__Problem details__
In the listing below, locate the lines bearing the word "screenshot". Copy every one of them.

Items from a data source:
★ ★ ★ ★ ★ ★ ★

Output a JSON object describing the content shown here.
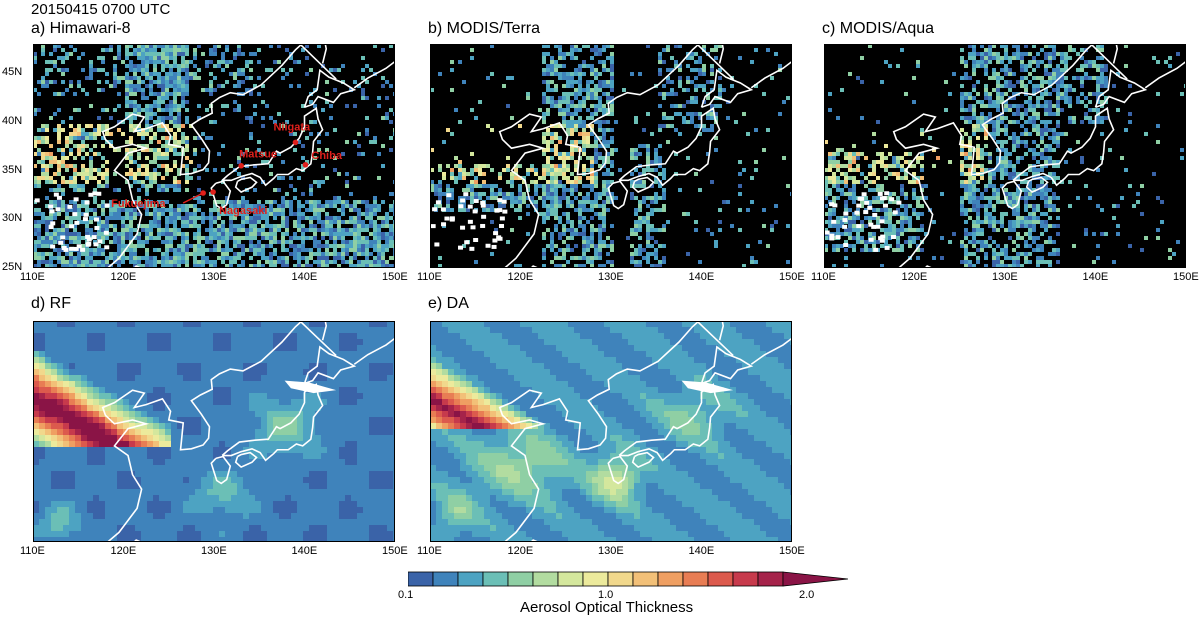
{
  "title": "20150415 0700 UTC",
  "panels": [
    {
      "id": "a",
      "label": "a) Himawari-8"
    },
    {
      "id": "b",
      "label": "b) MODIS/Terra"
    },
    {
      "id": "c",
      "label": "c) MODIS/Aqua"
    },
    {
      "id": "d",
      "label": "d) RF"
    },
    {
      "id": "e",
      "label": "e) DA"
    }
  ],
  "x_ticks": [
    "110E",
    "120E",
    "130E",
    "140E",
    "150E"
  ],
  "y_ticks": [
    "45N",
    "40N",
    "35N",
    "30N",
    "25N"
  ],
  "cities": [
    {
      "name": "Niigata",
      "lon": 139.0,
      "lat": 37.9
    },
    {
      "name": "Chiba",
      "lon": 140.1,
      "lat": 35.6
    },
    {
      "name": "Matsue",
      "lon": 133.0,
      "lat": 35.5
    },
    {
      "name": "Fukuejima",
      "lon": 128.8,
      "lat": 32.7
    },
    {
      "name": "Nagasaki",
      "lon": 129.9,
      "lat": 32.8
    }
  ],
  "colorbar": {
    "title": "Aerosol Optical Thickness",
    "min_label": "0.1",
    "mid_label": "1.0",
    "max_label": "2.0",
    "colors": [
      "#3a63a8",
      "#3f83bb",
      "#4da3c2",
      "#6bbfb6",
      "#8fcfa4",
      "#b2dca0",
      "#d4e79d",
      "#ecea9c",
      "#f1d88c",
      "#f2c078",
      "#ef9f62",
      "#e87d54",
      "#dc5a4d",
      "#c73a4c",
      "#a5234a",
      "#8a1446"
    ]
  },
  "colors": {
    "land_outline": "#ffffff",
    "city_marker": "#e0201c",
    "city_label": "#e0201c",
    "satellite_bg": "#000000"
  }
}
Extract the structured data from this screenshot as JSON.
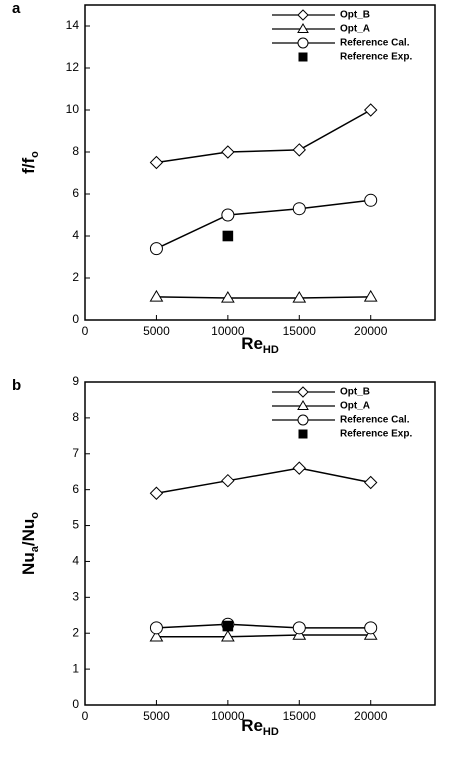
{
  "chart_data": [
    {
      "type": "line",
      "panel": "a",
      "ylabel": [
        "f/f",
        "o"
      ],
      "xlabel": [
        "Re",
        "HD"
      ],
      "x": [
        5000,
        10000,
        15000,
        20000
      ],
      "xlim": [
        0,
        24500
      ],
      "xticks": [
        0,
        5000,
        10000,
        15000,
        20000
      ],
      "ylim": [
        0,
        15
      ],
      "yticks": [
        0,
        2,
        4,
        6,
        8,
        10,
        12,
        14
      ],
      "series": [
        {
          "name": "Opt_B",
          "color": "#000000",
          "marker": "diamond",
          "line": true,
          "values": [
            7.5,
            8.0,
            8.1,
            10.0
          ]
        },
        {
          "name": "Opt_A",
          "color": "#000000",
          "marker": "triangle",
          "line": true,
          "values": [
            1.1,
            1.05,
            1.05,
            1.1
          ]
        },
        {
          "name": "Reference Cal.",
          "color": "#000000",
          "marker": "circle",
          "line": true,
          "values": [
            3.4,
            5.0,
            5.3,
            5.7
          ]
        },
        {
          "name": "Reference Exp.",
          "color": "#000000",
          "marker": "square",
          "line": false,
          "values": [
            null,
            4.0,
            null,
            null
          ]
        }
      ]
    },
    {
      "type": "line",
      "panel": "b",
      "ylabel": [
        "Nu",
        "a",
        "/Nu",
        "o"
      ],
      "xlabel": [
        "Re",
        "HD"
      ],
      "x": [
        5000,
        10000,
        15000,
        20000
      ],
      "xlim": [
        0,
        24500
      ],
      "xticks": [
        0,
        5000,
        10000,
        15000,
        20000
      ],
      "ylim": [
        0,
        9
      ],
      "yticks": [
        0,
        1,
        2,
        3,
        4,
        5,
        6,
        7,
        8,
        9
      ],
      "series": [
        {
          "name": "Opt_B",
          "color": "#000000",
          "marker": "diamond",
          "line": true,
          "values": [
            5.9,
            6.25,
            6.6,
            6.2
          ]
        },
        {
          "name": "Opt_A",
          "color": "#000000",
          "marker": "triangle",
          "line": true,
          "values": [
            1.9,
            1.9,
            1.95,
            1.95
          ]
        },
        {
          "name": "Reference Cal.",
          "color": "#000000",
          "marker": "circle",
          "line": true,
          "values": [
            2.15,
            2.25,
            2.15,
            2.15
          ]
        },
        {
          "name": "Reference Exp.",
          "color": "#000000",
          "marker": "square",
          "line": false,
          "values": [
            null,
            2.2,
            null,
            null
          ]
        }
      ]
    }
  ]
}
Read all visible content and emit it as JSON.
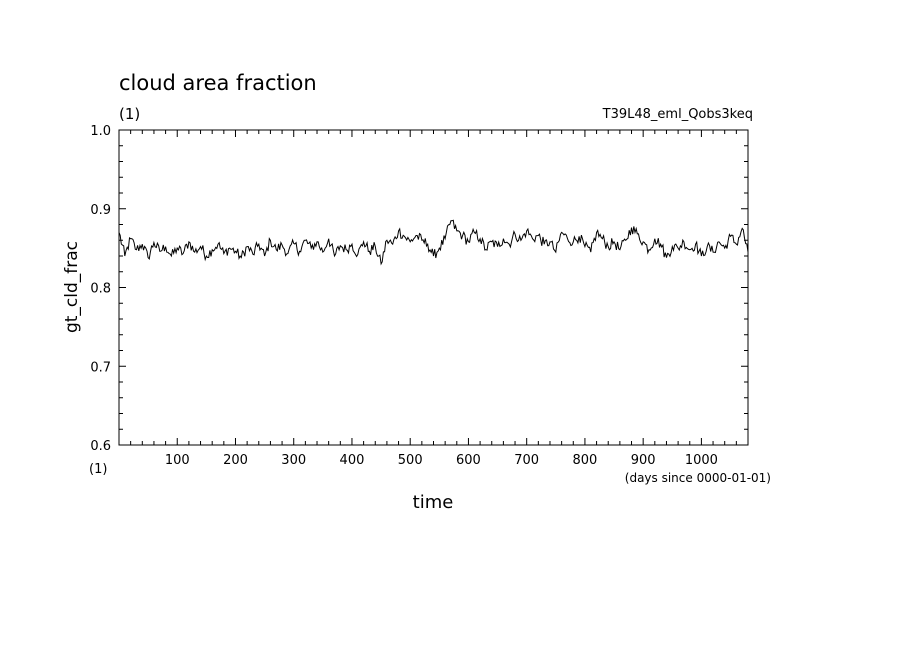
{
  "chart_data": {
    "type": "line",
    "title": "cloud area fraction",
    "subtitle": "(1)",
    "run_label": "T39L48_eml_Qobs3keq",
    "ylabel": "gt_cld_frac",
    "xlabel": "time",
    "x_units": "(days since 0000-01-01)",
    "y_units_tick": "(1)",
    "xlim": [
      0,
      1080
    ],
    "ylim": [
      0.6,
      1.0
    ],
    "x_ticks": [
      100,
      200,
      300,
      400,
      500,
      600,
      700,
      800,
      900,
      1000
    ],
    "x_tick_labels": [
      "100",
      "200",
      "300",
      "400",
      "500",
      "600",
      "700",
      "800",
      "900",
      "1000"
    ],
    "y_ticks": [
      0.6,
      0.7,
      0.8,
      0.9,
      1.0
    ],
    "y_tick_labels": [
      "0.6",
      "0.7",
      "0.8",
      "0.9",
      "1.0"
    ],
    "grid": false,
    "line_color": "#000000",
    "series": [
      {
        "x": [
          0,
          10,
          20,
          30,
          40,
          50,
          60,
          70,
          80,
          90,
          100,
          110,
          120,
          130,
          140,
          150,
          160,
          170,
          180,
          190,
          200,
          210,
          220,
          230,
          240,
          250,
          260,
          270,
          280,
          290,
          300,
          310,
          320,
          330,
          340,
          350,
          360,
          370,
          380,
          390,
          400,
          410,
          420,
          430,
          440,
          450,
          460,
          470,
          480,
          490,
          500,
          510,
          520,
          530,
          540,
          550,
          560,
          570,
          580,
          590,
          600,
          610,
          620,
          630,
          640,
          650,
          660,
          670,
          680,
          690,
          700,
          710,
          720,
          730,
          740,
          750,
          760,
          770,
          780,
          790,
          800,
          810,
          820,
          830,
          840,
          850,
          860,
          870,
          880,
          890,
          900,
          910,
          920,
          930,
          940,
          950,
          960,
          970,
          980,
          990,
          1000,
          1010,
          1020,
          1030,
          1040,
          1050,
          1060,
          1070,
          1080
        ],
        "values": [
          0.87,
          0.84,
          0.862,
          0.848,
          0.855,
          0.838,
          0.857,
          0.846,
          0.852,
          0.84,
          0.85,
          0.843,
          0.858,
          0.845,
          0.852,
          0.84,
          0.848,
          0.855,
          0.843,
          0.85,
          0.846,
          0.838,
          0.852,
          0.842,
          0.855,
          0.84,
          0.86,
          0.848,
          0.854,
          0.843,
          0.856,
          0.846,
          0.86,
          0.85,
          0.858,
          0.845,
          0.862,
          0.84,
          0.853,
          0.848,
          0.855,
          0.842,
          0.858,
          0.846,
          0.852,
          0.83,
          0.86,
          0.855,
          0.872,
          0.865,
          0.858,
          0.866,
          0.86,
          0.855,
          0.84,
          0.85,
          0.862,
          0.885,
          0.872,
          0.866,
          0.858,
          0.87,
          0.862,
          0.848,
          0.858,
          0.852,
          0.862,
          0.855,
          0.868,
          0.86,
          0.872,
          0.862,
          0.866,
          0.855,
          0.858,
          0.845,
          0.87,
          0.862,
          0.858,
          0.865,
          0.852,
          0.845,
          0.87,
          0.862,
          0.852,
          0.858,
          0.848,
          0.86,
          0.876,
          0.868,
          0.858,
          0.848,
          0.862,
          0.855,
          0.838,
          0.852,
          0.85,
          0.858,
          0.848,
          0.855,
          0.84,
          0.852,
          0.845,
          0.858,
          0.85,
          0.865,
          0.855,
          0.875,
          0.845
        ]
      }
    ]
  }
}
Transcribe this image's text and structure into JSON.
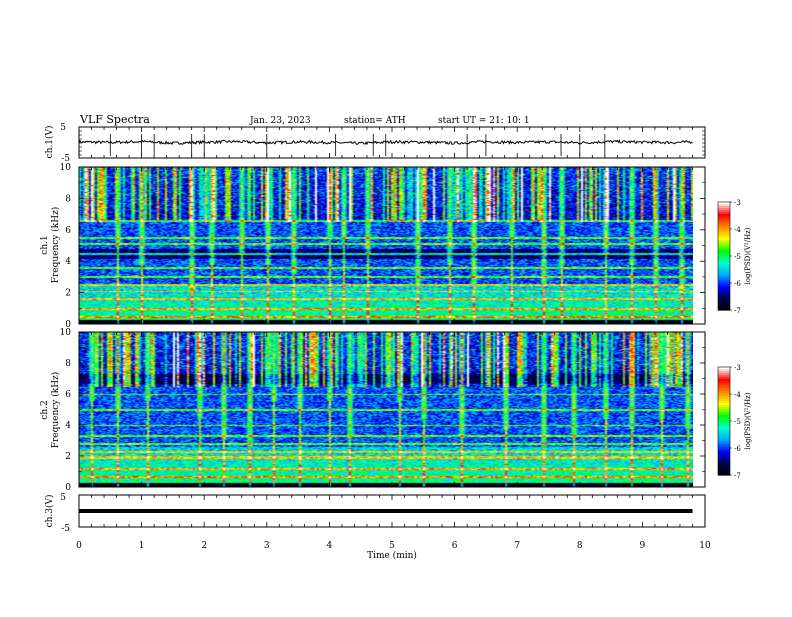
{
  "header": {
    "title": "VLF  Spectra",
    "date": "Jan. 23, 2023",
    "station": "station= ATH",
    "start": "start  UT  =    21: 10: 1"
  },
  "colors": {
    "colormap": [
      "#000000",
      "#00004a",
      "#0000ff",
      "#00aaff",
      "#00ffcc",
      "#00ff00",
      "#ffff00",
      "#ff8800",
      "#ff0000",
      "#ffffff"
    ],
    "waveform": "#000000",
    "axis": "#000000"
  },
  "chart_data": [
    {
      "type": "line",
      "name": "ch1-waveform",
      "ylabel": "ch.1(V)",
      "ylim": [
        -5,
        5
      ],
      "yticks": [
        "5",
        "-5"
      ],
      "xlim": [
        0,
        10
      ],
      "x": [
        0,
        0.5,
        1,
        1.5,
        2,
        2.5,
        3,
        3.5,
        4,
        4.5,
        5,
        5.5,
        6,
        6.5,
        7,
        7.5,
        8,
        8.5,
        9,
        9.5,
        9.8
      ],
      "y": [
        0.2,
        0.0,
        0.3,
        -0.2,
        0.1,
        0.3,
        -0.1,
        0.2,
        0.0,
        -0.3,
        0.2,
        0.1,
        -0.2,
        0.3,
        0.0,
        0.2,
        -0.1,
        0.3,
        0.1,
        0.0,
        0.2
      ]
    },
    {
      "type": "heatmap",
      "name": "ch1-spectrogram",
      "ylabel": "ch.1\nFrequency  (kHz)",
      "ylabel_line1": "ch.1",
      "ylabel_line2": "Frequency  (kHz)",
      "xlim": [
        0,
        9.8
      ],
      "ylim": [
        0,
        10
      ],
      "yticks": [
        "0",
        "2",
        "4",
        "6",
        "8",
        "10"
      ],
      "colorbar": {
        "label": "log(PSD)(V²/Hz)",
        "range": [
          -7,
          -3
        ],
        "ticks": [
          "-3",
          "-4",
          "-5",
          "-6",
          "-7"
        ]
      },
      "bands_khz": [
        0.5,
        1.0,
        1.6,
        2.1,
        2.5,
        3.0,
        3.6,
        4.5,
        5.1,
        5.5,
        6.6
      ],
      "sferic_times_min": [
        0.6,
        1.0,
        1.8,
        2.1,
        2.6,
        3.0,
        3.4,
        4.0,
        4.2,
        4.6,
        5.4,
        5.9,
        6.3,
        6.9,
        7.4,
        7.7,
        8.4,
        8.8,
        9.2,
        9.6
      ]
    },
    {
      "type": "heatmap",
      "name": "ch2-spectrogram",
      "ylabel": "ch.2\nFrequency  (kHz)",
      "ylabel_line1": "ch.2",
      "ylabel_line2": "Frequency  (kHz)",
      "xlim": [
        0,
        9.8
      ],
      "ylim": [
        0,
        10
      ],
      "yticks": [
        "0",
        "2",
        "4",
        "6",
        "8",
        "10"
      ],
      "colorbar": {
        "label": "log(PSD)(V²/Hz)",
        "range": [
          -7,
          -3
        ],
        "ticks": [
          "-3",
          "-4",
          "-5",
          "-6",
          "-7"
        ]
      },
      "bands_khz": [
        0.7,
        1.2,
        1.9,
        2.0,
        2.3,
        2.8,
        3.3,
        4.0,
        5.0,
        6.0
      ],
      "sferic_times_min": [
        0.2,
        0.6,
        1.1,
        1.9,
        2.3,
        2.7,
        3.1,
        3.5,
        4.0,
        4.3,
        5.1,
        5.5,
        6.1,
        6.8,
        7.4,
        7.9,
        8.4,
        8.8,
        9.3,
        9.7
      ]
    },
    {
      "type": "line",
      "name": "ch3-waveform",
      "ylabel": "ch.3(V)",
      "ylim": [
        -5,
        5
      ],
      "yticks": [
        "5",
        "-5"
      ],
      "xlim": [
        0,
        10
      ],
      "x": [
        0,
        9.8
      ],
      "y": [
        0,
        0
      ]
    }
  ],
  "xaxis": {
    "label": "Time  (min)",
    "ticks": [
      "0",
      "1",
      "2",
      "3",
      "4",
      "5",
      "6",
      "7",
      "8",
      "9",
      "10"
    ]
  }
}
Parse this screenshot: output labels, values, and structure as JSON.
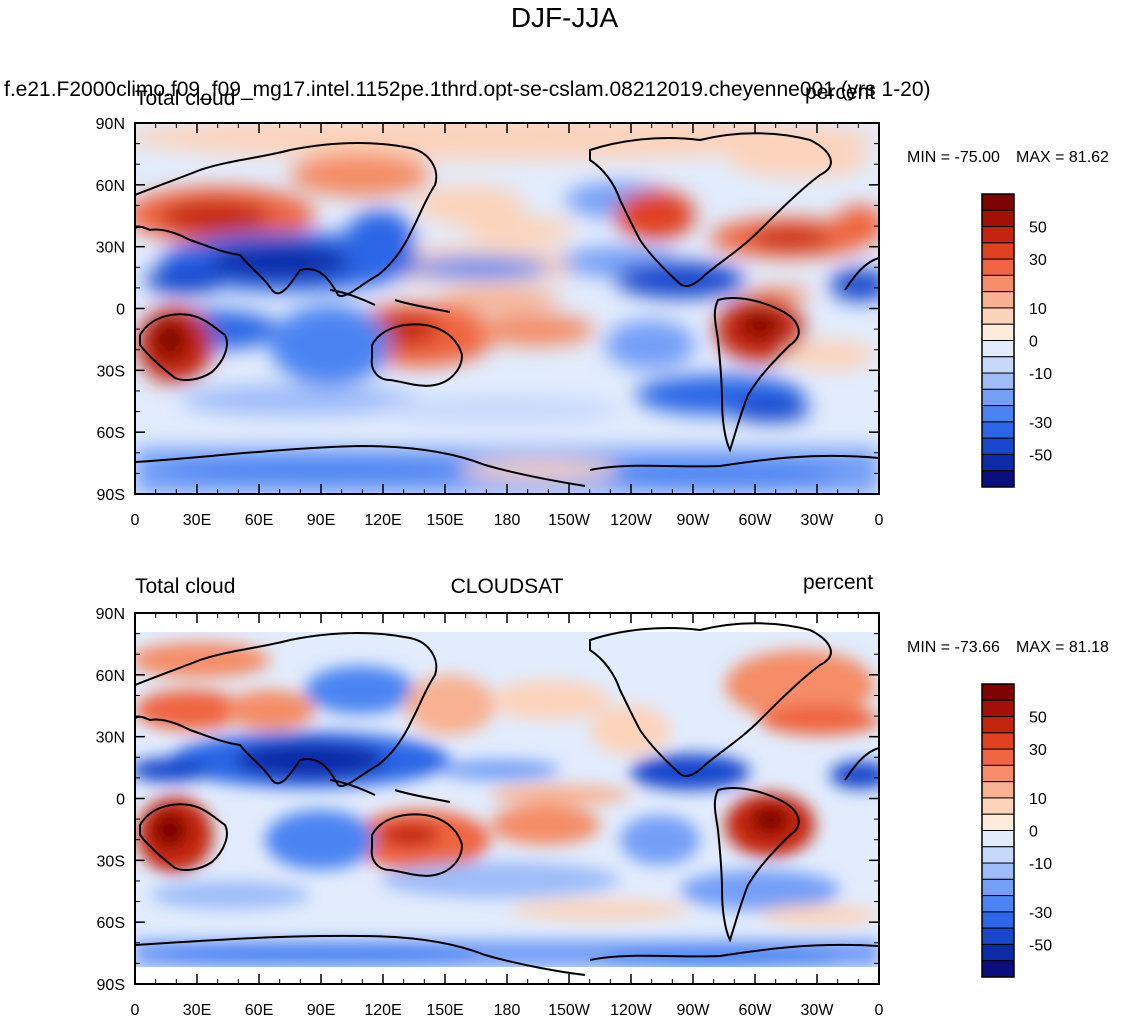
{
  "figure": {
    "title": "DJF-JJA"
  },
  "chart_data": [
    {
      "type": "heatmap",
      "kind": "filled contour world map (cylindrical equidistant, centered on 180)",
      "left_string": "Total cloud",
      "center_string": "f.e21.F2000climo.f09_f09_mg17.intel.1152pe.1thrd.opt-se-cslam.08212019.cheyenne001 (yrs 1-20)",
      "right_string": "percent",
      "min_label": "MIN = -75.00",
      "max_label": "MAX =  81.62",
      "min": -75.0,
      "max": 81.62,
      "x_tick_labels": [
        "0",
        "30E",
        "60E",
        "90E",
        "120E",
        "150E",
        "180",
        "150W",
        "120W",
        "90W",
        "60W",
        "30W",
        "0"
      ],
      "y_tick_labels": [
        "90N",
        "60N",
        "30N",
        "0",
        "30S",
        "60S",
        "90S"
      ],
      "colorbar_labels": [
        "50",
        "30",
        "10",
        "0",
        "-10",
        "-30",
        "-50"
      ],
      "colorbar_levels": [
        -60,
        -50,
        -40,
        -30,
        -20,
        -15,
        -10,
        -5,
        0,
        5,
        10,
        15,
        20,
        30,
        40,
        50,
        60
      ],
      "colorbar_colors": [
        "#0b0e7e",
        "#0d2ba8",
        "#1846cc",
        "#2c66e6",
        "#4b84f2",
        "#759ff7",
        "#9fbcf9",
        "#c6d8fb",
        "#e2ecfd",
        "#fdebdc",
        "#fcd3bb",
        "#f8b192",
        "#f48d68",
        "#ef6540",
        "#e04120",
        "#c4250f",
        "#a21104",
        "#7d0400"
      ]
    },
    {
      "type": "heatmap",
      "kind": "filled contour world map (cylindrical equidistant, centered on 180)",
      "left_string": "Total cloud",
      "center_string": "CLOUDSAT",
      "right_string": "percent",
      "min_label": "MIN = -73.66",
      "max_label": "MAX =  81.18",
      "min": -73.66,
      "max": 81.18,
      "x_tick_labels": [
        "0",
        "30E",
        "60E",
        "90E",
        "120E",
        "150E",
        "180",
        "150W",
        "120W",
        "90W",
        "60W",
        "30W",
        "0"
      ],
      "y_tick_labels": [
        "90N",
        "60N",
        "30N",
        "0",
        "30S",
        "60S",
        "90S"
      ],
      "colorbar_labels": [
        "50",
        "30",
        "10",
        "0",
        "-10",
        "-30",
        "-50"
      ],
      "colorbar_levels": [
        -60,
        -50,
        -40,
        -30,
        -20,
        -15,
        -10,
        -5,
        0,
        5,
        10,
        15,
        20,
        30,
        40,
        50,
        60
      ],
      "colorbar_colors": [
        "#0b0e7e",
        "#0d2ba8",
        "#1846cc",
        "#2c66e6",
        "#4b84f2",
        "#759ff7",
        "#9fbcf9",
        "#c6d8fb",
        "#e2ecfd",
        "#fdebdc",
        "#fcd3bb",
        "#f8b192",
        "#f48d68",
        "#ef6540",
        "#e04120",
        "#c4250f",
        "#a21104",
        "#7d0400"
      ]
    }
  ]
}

★ ★ ★ ★ ★ ★ ★

__Expected answer__
Extract the structured data from this screenshot as JSON.
Parse this screenshot: output labels, values, and structure as JSON.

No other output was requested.